Records from a collection:
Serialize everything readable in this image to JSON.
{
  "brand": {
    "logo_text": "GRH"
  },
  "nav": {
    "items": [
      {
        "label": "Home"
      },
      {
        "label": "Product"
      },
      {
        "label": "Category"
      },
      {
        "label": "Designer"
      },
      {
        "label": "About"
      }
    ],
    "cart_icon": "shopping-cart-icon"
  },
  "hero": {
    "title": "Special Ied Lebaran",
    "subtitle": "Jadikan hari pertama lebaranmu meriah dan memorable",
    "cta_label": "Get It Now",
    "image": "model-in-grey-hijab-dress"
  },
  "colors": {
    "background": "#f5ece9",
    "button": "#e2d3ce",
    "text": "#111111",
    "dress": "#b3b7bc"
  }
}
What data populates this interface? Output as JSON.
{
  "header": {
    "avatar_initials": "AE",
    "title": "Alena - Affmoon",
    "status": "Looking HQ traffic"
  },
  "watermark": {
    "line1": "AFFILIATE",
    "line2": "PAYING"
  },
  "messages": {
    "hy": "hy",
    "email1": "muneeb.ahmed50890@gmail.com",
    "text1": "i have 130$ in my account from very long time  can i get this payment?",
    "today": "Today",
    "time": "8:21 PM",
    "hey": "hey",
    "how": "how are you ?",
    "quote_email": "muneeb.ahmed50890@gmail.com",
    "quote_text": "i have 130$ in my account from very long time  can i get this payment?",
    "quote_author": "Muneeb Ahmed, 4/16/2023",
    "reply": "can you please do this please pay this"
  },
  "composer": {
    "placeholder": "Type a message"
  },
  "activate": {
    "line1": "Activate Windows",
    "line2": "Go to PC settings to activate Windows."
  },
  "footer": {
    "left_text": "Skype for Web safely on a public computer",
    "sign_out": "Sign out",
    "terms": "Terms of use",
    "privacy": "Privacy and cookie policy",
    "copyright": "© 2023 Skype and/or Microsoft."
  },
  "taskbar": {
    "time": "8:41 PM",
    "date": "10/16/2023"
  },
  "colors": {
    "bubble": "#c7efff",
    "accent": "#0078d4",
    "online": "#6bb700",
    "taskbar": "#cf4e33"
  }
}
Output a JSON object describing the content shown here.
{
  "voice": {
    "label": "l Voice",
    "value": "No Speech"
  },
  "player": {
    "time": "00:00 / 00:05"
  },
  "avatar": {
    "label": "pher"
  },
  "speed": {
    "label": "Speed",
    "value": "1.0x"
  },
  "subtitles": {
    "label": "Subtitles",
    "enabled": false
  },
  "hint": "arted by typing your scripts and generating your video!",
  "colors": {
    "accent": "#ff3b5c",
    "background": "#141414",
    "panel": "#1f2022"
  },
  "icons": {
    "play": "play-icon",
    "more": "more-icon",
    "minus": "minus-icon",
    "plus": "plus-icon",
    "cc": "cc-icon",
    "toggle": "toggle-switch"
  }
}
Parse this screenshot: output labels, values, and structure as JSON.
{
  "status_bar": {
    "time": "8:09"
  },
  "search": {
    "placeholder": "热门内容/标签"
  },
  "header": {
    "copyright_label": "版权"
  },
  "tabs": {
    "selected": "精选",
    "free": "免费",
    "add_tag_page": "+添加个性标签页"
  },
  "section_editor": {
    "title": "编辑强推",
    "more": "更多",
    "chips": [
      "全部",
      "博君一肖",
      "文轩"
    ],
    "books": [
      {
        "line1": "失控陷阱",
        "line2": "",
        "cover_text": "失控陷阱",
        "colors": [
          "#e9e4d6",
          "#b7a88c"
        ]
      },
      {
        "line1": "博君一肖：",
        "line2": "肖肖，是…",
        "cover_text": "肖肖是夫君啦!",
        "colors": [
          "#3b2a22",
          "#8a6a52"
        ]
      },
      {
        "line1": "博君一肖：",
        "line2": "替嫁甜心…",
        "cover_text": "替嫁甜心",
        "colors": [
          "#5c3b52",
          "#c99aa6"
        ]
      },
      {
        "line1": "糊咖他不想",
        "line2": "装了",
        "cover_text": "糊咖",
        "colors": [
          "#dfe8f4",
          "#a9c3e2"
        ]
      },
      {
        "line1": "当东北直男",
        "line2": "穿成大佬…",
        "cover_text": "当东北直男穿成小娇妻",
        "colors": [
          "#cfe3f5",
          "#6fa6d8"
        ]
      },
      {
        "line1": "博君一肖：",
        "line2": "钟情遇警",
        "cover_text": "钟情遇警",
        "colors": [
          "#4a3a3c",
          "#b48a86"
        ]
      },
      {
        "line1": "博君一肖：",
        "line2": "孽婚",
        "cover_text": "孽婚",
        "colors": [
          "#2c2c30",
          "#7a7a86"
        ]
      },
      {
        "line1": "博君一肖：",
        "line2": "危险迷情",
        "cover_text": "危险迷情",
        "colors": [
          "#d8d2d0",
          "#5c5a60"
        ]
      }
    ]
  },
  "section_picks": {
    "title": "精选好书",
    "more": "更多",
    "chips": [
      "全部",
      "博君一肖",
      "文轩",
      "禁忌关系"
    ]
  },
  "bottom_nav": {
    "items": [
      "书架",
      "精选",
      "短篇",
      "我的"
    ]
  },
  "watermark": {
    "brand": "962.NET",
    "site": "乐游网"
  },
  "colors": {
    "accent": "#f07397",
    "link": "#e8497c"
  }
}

EXERCISE REQUIREMENTS:
Write out the records above again, keeping each one identical to the original.

CORRECT RESULT:
Serialize everything readable in this image to JSON.
{
  "brand": {
    "logo_text": "GRH"
  },
  "nav": {
    "items": [
      {
        "label": "Home"
      },
      {
        "label": "Product"
      },
      {
        "label": "Category"
      },
      {
        "label": "Designer"
      },
      {
        "label": "About"
      }
    ],
    "cart_icon": "shopping-cart-icon"
  },
  "hero": {
    "title": "Special Ied Lebaran",
    "subtitle": "Jadikan hari pertama lebaranmu meriah dan memorable",
    "cta_label": "Get It Now",
    "image": "model-in-grey-hijab-dress"
  },
  "colors": {
    "background": "#f5ece9",
    "button": "#e2d3ce",
    "text": "#111111",
    "dress": "#b3b7bc"
  }
}
What data populates this interface? Output as JSON.
{
  "header": {
    "avatar_initials": "AE",
    "title": "Alena - Affmoon",
    "status": "Looking HQ traffic"
  },
  "watermark": {
    "line1": "AFFILIATE",
    "line2": "PAYING"
  },
  "messages": {
    "hy": "hy",
    "email1": "muneeb.ahmed50890@gmail.com",
    "text1": "i have 130$ in my account from very long time  can i get this payment?",
    "today": "Today",
    "time": "8:21 PM",
    "hey": "hey",
    "how": "how are you ?",
    "quote_email": "muneeb.ahmed50890@gmail.com",
    "quote_text": "i have 130$ in my account from very long time  can i get this payment?",
    "quote_author": "Muneeb Ahmed, 4/16/2023",
    "reply": "can you please do this please pay this"
  },
  "composer": {
    "placeholder": "Type a message"
  },
  "activate": {
    "line1": "Activate Windows",
    "line2": "Go to PC settings to activate Windows."
  },
  "footer": {
    "left_text": "Skype for Web safely on a public computer",
    "sign_out": "Sign out",
    "terms": "Terms of use",
    "privacy": "Privacy and cookie policy",
    "copyright": "© 2023 Skype and/or Microsoft."
  },
  "taskbar": {
    "time": "8:41 PM",
    "date": "10/16/2023"
  },
  "colors": {
    "bubble": "#c7efff",
    "accent": "#0078d4",
    "online": "#6bb700",
    "taskbar": "#cf4e33"
  }
}
Output a JSON object describing the content shown here.
{
  "voice": {
    "label": "l Voice",
    "value": "No Speech"
  },
  "player": {
    "time": "00:00 / 00:05"
  },
  "avatar": {
    "label": "pher"
  },
  "speed": {
    "label": "Speed",
    "value": "1.0x"
  },
  "subtitles": {
    "label": "Subtitles",
    "enabled": false
  },
  "hint": "arted by typing your scripts and generating your video!",
  "colors": {
    "accent": "#ff3b5c",
    "background": "#141414",
    "panel": "#1f2022"
  },
  "icons": {
    "play": "play-icon",
    "more": "more-icon",
    "minus": "minus-icon",
    "plus": "plus-icon",
    "cc": "cc-icon",
    "toggle": "toggle-switch"
  }
}
Parse this screenshot: output labels, values, and structure as JSON.
{
  "status_bar": {
    "time": "8:09"
  },
  "search": {
    "placeholder": "热门内容/标签"
  },
  "header": {
    "copyright_label": "版权"
  },
  "tabs": {
    "selected": "精选",
    "free": "免费",
    "add_tag_page": "+添加个性标签页"
  },
  "section_editor": {
    "title": "编辑强推",
    "more": "更多",
    "chips": [
      "全部",
      "博君一肖",
      "文轩"
    ],
    "books": [
      {
        "line1": "失控陷阱",
        "line2": "",
        "cover_text": "失控陷阱",
        "colors": [
          "#e9e4d6",
          "#b7a88c"
        ]
      },
      {
        "line1": "博君一肖：",
        "line2": "肖肖，是…",
        "cover_text": "肖肖是夫君啦!",
        "colors": [
          "#3b2a22",
          "#8a6a52"
        ]
      },
      {
        "line1": "博君一肖：",
        "line2": "替嫁甜心…",
        "cover_text": "替嫁甜心",
        "colors": [
          "#5c3b52",
          "#c99aa6"
        ]
      },
      {
        "line1": "糊咖他不想",
        "line2": "装了",
        "cover_text": "糊咖",
        "colors": [
          "#dfe8f4",
          "#a9c3e2"
        ]
      },
      {
        "line1": "当东北直男",
        "line2": "穿成大佬…",
        "cover_text": "当东北直男穿成小娇妻",
        "colors": [
          "#cfe3f5",
          "#6fa6d8"
        ]
      },
      {
        "line1": "博君一肖：",
        "line2": "钟情遇警",
        "cover_text": "钟情遇警",
        "colors": [
          "#4a3a3c",
          "#b48a86"
        ]
      },
      {
        "line1": "博君一肖：",
        "line2": "孽婚",
        "cover_text": "孽婚",
        "colors": [
          "#2c2c30",
          "#7a7a86"
        ]
      },
      {
        "line1": "博君一肖：",
        "line2": "危险迷情",
        "cover_text": "危险迷情",
        "colors": [
          "#d8d2d0",
          "#5c5a60"
        ]
      }
    ]
  },
  "section_picks": {
    "title": "精选好书",
    "more": "更多",
    "chips": [
      "全部",
      "博君一肖",
      "文轩",
      "禁忌关系"
    ]
  },
  "bottom_nav": {
    "items": [
      "书架",
      "精选",
      "短篇",
      "我的"
    ]
  },
  "watermark": {
    "brand": "962.NET",
    "site": "乐游网"
  },
  "colors": {
    "accent": "#f07397",
    "link": "#e8497c"
  }
}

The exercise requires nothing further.